WHAT IS ASKED:
Begin the copy at the line containing "Enumerate this screenshot's" and end it at the final line of the material below, reproducing each line exactly, without images.

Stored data
****************
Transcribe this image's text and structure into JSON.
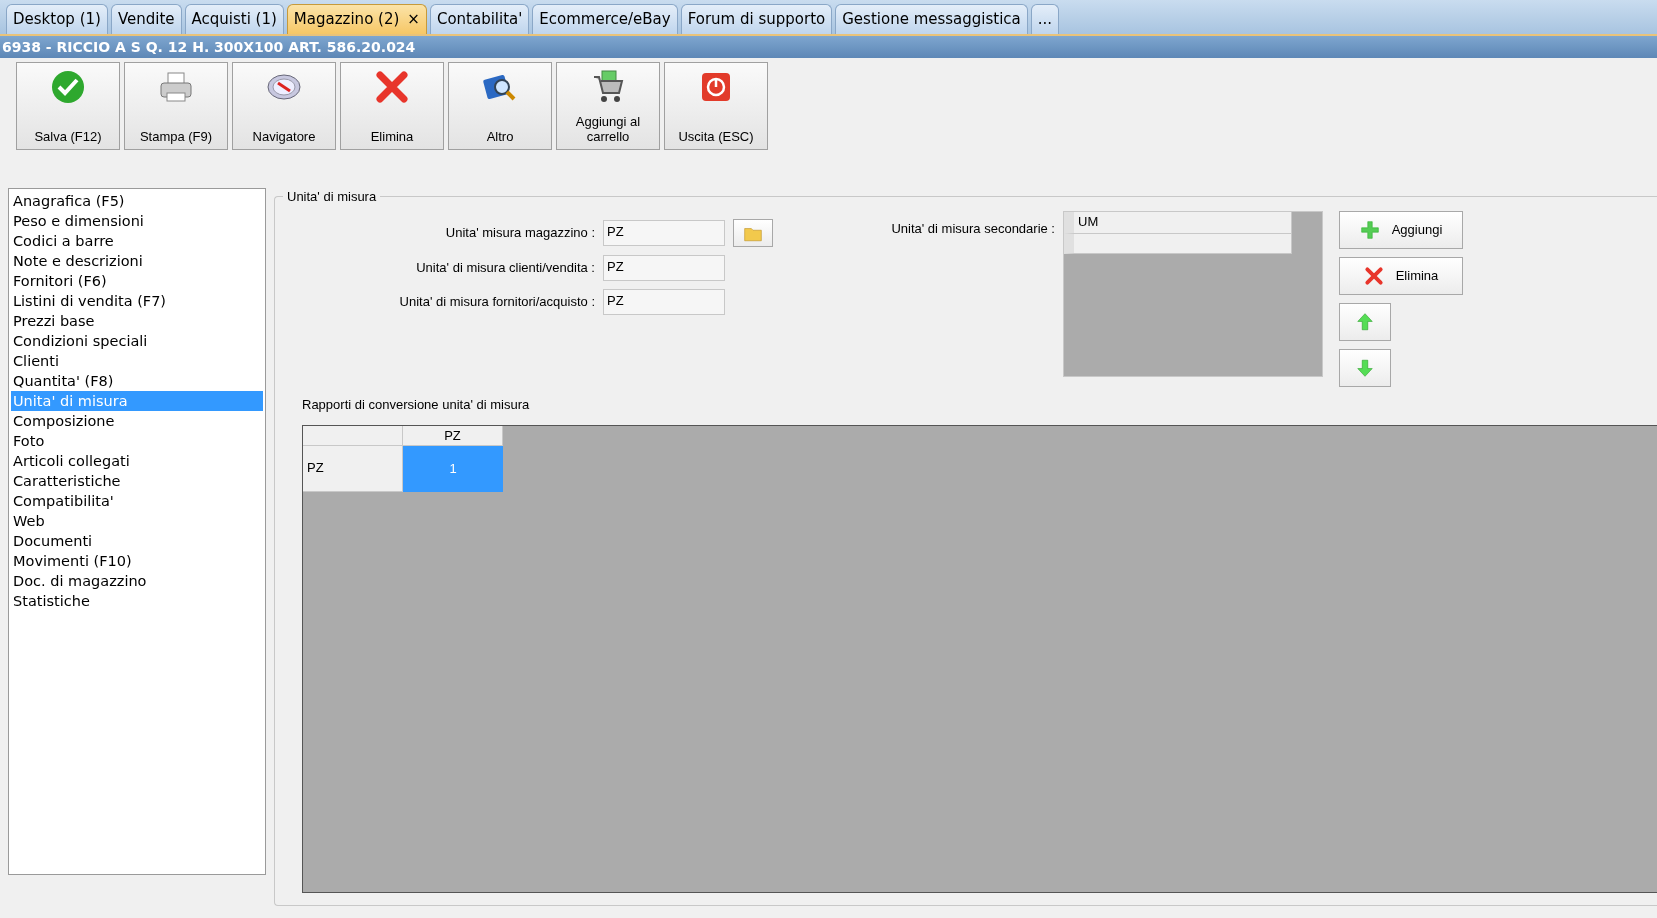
{
  "tabs": [
    {
      "label": "Desktop (1)",
      "selected": false,
      "closable": false
    },
    {
      "label": "Vendite",
      "selected": false,
      "closable": false
    },
    {
      "label": "Acquisti (1)",
      "selected": false,
      "closable": false
    },
    {
      "label": "Magazzino (2)",
      "selected": true,
      "closable": true,
      "close_label": "×"
    },
    {
      "label": "Contabilita'",
      "selected": false,
      "closable": false
    },
    {
      "label": "Ecommerce/eBay",
      "selected": false,
      "closable": false
    },
    {
      "label": "Forum di supporto",
      "selected": false,
      "closable": false
    },
    {
      "label": "Gestione messaggistica",
      "selected": false,
      "closable": false
    },
    {
      "label": "...",
      "selected": false,
      "closable": false
    }
  ],
  "title": "6938 - RICCIO A S Q. 12 H. 300X100 ART. 586.20.024",
  "toolbar": [
    {
      "label": "Salva (F12)",
      "kind": "save"
    },
    {
      "label": "Stampa (F9)",
      "kind": "print"
    },
    {
      "label": "Navigatore",
      "kind": "compass"
    },
    {
      "label": "Elimina",
      "kind": "delete"
    },
    {
      "label": "Altro",
      "kind": "search"
    },
    {
      "label": "Aggiungi al carrello",
      "kind": "cart"
    },
    {
      "label": "Uscita (ESC)",
      "kind": "exit"
    }
  ],
  "sidebar": {
    "items": [
      {
        "label": "Anagrafica (F5)",
        "selected": false
      },
      {
        "label": "Peso e dimensioni",
        "selected": false
      },
      {
        "label": "Codici a barre",
        "selected": false
      },
      {
        "label": "Note e descrizioni",
        "selected": false
      },
      {
        "label": "Fornitori (F6)",
        "selected": false
      },
      {
        "label": "Listini di vendita (F7)",
        "selected": false
      },
      {
        "label": "Prezzi base",
        "selected": false
      },
      {
        "label": "Condizioni speciali",
        "selected": false
      },
      {
        "label": "Clienti",
        "selected": false
      },
      {
        "label": "Quantita' (F8)",
        "selected": false
      },
      {
        "label": "Unita' di misura",
        "selected": true
      },
      {
        "label": "Composizione",
        "selected": false
      },
      {
        "label": "Foto",
        "selected": false
      },
      {
        "label": "Articoli collegati",
        "selected": false
      },
      {
        "label": "Caratteristiche",
        "selected": false
      },
      {
        "label": "Compatibilita'",
        "selected": false
      },
      {
        "label": "Web",
        "selected": false
      },
      {
        "label": "Documenti",
        "selected": false
      },
      {
        "label": "Movimenti (F10)",
        "selected": false
      },
      {
        "label": "Doc. di magazzino",
        "selected": false
      },
      {
        "label": "Statistiche",
        "selected": false
      }
    ]
  },
  "group": {
    "title": "Unita' di misura",
    "fields": [
      {
        "label": "Unita' misura magazzino :",
        "value": "PZ",
        "kind": "lookup"
      },
      {
        "label": "Unita' di misura clienti/vendita :",
        "value": "PZ",
        "kind": "plain"
      },
      {
        "label": "Unita' di misura fornitori/acquisto :",
        "value": "PZ",
        "kind": "plain"
      }
    ],
    "secondary": {
      "label": "Unita' di misura secondarie :",
      "column": "UM"
    },
    "buttons": [
      {
        "label": "Aggiungi",
        "kind": "add"
      },
      {
        "label": "Elimina",
        "kind": "delete"
      },
      {
        "kind": "up"
      },
      {
        "kind": "down"
      }
    ],
    "conversion": {
      "label": "Rapporti di conversione unita' di misura",
      "columns": [
        "PZ"
      ],
      "rows": [
        {
          "label": "PZ",
          "cells": [
            {
              "value": "1",
              "selected": true
            }
          ]
        }
      ]
    }
  }
}
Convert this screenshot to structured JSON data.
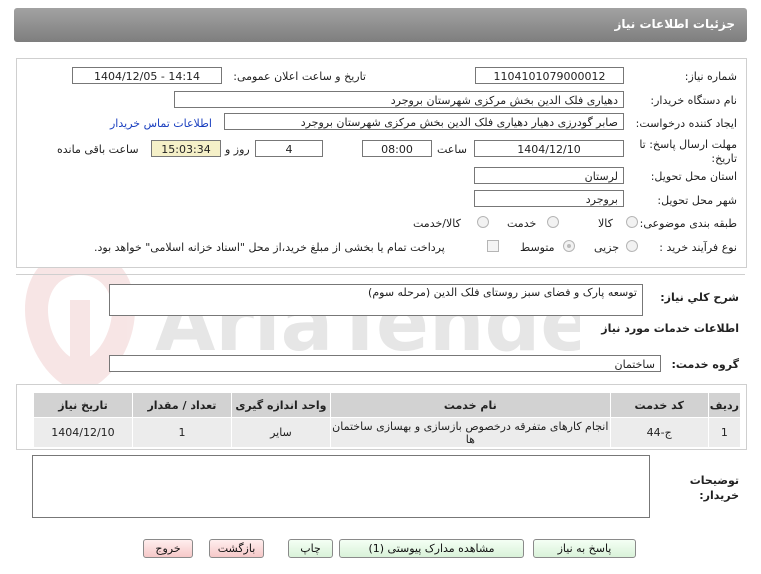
{
  "title": "جزئیات اطلاعات نیاز",
  "labels": {
    "need_number": "شماره نیاز:",
    "announce_datetime": "تاریخ و ساعت اعلان عمومی:",
    "buyer_org": "نام دستگاه خریدار:",
    "requester": "ایجاد کننده درخواست:",
    "contact_link": "اطلاعات تماس خریدار",
    "deadline_line1": "مهلت ارسال پاسخ: تا",
    "deadline_line2": "تاریخ:",
    "time_word": "ساعت",
    "day_word": "روز و",
    "remaining": "ساعت باقی مانده",
    "province": "استان محل تحویل:",
    "city": "شهر محل تحویل:",
    "category": "طبقه بندی موضوعی:",
    "process_type": "نوع فرآیند خرید :",
    "description": "شرح کلي نياز:",
    "services_info": "اطلاعات خدمات مورد نیاز",
    "service_group": "گروه خدمت:",
    "buyer_notes_line1": "توضیحات",
    "buyer_notes_line2": "خریدار:"
  },
  "values": {
    "need_number": "1104101079000012",
    "announce_datetime": "1404/12/05 - 14:14",
    "buyer_org": "دهیاری فلک الدین بخش مرکزی شهرستان بروجرد",
    "requester": "صابر گودرزی دهیار دهیاری فلک الدین بخش مرکزی شهرستان بروجرد",
    "deadline_date": "1404/12/10",
    "deadline_time": "08:00",
    "days": "4",
    "remaining_time": "15:03:34",
    "province": "لرستان",
    "city": "بروجرد",
    "description": "توسعه پارک و فضای سبز روستای فلک الدین (مرحله سوم)",
    "service_group": "ساختمان",
    "buyer_notes": ""
  },
  "category_options": [
    "کالا",
    "خدمت",
    "کالا/خدمت"
  ],
  "process_options": [
    "جزیی",
    "متوسط"
  ],
  "process_note": "پرداخت تمام یا بخشی از مبلغ خرید،از محل \"اسناد خزانه اسلامی\" خواهد بود.",
  "table": {
    "headers": [
      "ردیف",
      "کد خدمت",
      "نام خدمت",
      "واحد اندازه گیری",
      "تعداد / مقدار",
      "تاریخ نیاز"
    ],
    "rows": [
      [
        "1",
        "ج-44",
        "انجام کارهای متفرقه درخصوص بازسازی و بهسازی ساختمان ها",
        "سایر",
        "1",
        "1404/12/10"
      ]
    ]
  },
  "buttons": {
    "reply": "پاسخ به نیاز",
    "view_docs": "مشاهده مدارک پیوستی (1)",
    "print": "چاپ",
    "back": "بازگشت",
    "exit": "خروج"
  },
  "watermark": "AriaTender.net",
  "colors": {
    "header_bg": "#8c8c8c",
    "link": "#1a3fbf",
    "remaining_bg": "#f5f0c8",
    "green_btn": "#d9f2d9",
    "pink_btn": "#f6c8c8"
  }
}
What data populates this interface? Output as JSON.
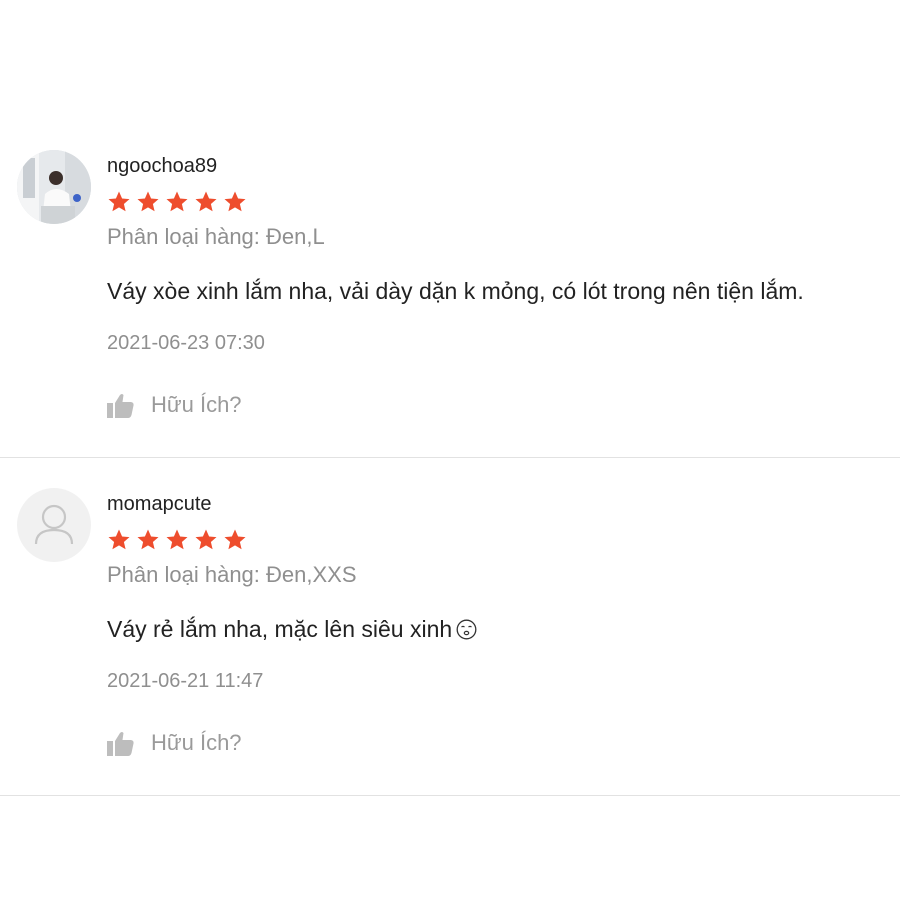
{
  "reviews": [
    {
      "username": "ngoochoa89",
      "rating": 5,
      "variation": "Phân loại hàng: Đen,L",
      "comment": "Váy xòe xinh lắm nha, vải dày dặn k mỏng, có lót trong nên tiện lắm.",
      "date": "2021-06-23 07:30",
      "helpful_label": "Hữu Ích?",
      "avatar": "user-photo"
    },
    {
      "username": "momapcute",
      "rating": 5,
      "variation": "Phân loại hàng: Đen,XXS",
      "comment": "Váy rẻ lắm nha, mặc lên siêu xinh",
      "comment_emoji": "smiling-face-emoji",
      "date": "2021-06-21 11:47",
      "helpful_label": "Hữu Ích?",
      "avatar": "default-user-icon"
    }
  ],
  "colors": {
    "star": "#ee4d2d",
    "muted_text": "#8f8f8f",
    "divider": "#e2e2e2"
  },
  "icons": {
    "star": "star-icon",
    "helpful": "thumbs-up-icon"
  }
}
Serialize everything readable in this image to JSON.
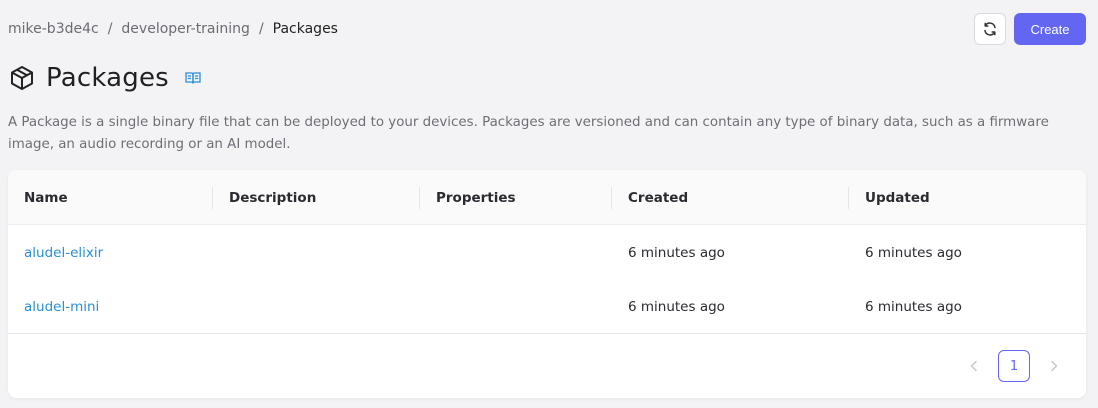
{
  "breadcrumb": {
    "items": [
      "mike-b3de4c",
      "developer-training",
      "Packages"
    ],
    "separator": "/"
  },
  "toolbar": {
    "refresh_icon": "refresh-icon",
    "create_label": "Create",
    "accent_color": "#6366f1"
  },
  "page": {
    "title": "Packages",
    "title_icon": "package-box-icon",
    "docs_icon": "open-book-icon",
    "description": "A Package is a single binary file that can be deployed to your devices. Packages are versioned and can contain any type of binary data, such as a firmware image, an audio recording or an AI model."
  },
  "table": {
    "columns": [
      "Name",
      "Description",
      "Properties",
      "Created",
      "Updated"
    ],
    "rows": [
      {
        "name": "aludel-elixir",
        "description": "",
        "properties": "",
        "created": "6 minutes ago",
        "updated": "6 minutes ago"
      },
      {
        "name": "aludel-mini",
        "description": "",
        "properties": "",
        "created": "6 minutes ago",
        "updated": "6 minutes ago"
      }
    ],
    "link_color": "#2a8fd6"
  },
  "pagination": {
    "current_page": "1",
    "prev_icon": "chevron-left-icon",
    "next_icon": "chevron-right-icon"
  }
}
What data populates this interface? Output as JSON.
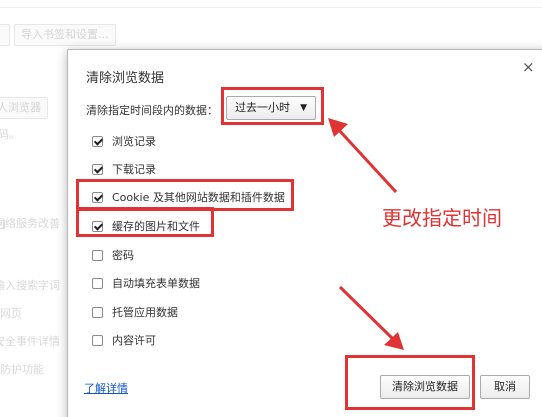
{
  "background": {
    "import_button": "导入书签和设置...",
    "browser_button": "人浏览器",
    "text_lines": [
      "码。",
      "网络服务改善",
      "输入搜索字词",
      "网页",
      "安全事件详情",
      "防护功能"
    ]
  },
  "dialog": {
    "title": "清除浏览数据",
    "close_symbol": "×",
    "range_label": "清除指定时间段内的数据：",
    "range_value": "过去一小时",
    "range_arrow": "▼",
    "options": [
      {
        "label": "浏览记录",
        "checked": true
      },
      {
        "label": "下载记录",
        "checked": true
      },
      {
        "label": "Cookie 及其他网站数据和插件数据",
        "checked": true
      },
      {
        "label": "缓存的图片和文件",
        "checked": true
      },
      {
        "label": "密码",
        "checked": false
      },
      {
        "label": "自动填充表单数据",
        "checked": false
      },
      {
        "label": "托管应用数据",
        "checked": false
      },
      {
        "label": "内容许可",
        "checked": false
      }
    ],
    "learn_more": "了解详情",
    "clear_button": "清除浏览数据",
    "cancel_button": "取消"
  },
  "annotation": {
    "text": "更改指定时间",
    "color": "#e03333"
  }
}
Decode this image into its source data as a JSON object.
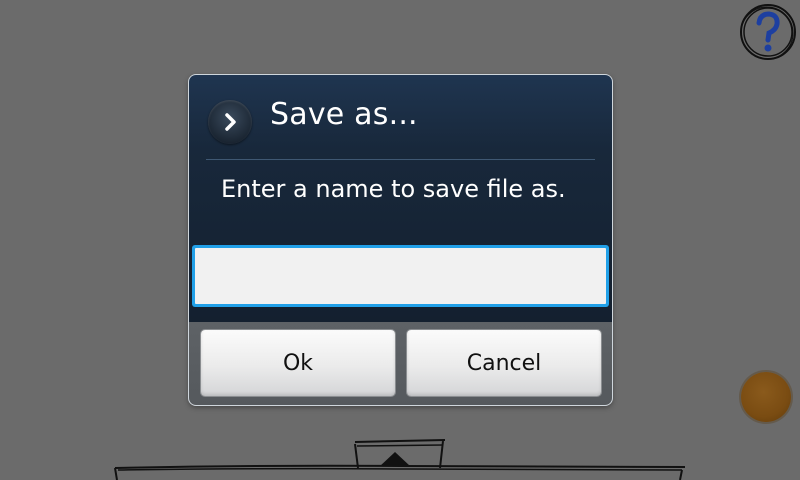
{
  "dialog": {
    "title": "Save as...",
    "message": "Enter a name to save file as.",
    "filename_value": "",
    "ok_label": "Ok",
    "cancel_label": "Cancel"
  },
  "icons": {
    "title": "chevron-right-icon",
    "help": "help-icon"
  },
  "colors": {
    "background": "#6b6b6b",
    "dialog_header": "#18283b",
    "input_focus": "#21a0e8",
    "orb": "#7a4c12"
  }
}
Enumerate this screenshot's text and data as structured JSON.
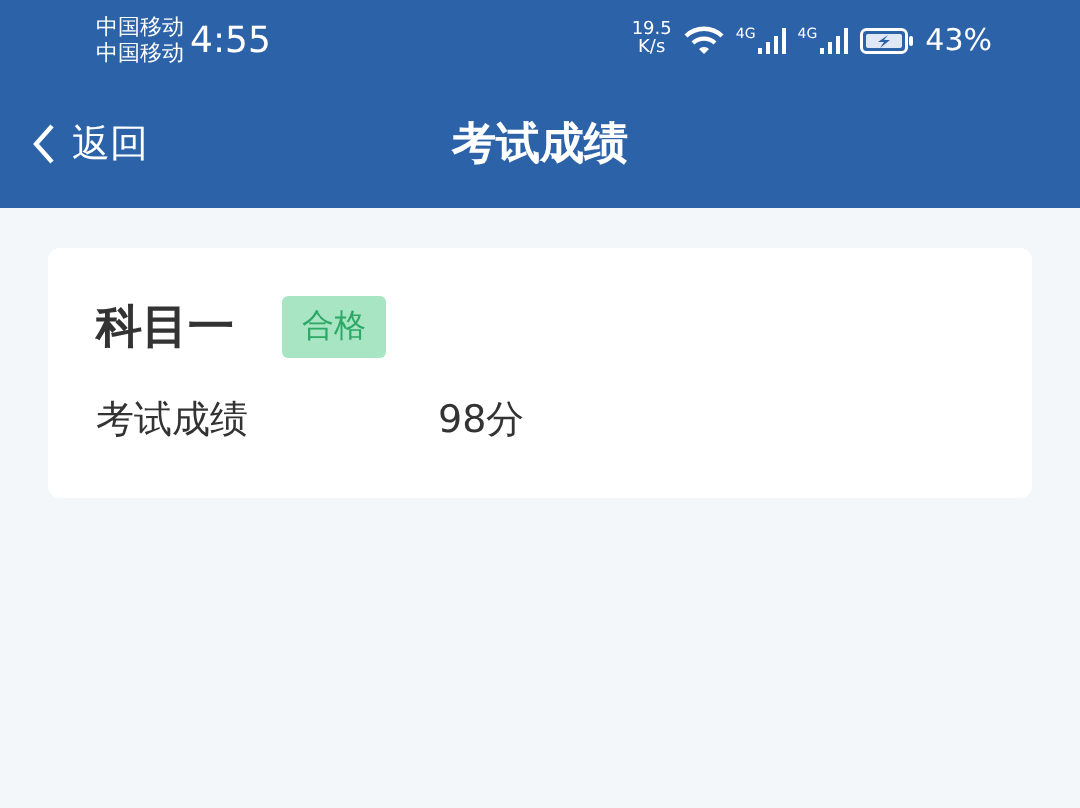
{
  "status_bar": {
    "carriers": [
      "中国移动",
      "中国移动"
    ],
    "time": "4:55",
    "speed": {
      "value": "19.5",
      "unit": "K/s"
    },
    "networks": [
      {
        "label": "4G"
      },
      {
        "label": "4G"
      }
    ],
    "battery": {
      "text": "43%"
    }
  },
  "nav_bar": {
    "back": "返回",
    "title": "考试成绩"
  },
  "results": [
    {
      "subject": "科目一",
      "badge": "合格",
      "label": "考试成绩",
      "score": "98分"
    }
  ]
}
****************
FINISHED TASK:
Enumerate this screenshot's text and data as structured JSON.
{
  "status_bar": {
    "carriers": [
      "中国移动",
      "中国移动"
    ],
    "time": "4:55",
    "speed": {
      "value": "19.5",
      "unit": "K/s"
    },
    "networks": [
      {
        "label": "4G"
      },
      {
        "label": "4G"
      }
    ],
    "battery": {
      "text": "43%"
    }
  },
  "nav_bar": {
    "back": "返回",
    "title": "考试成绩"
  },
  "results": [
    {
      "subject": "科目一",
      "badge": "合格",
      "label": "考试成绩",
      "score": "98分"
    }
  ]
}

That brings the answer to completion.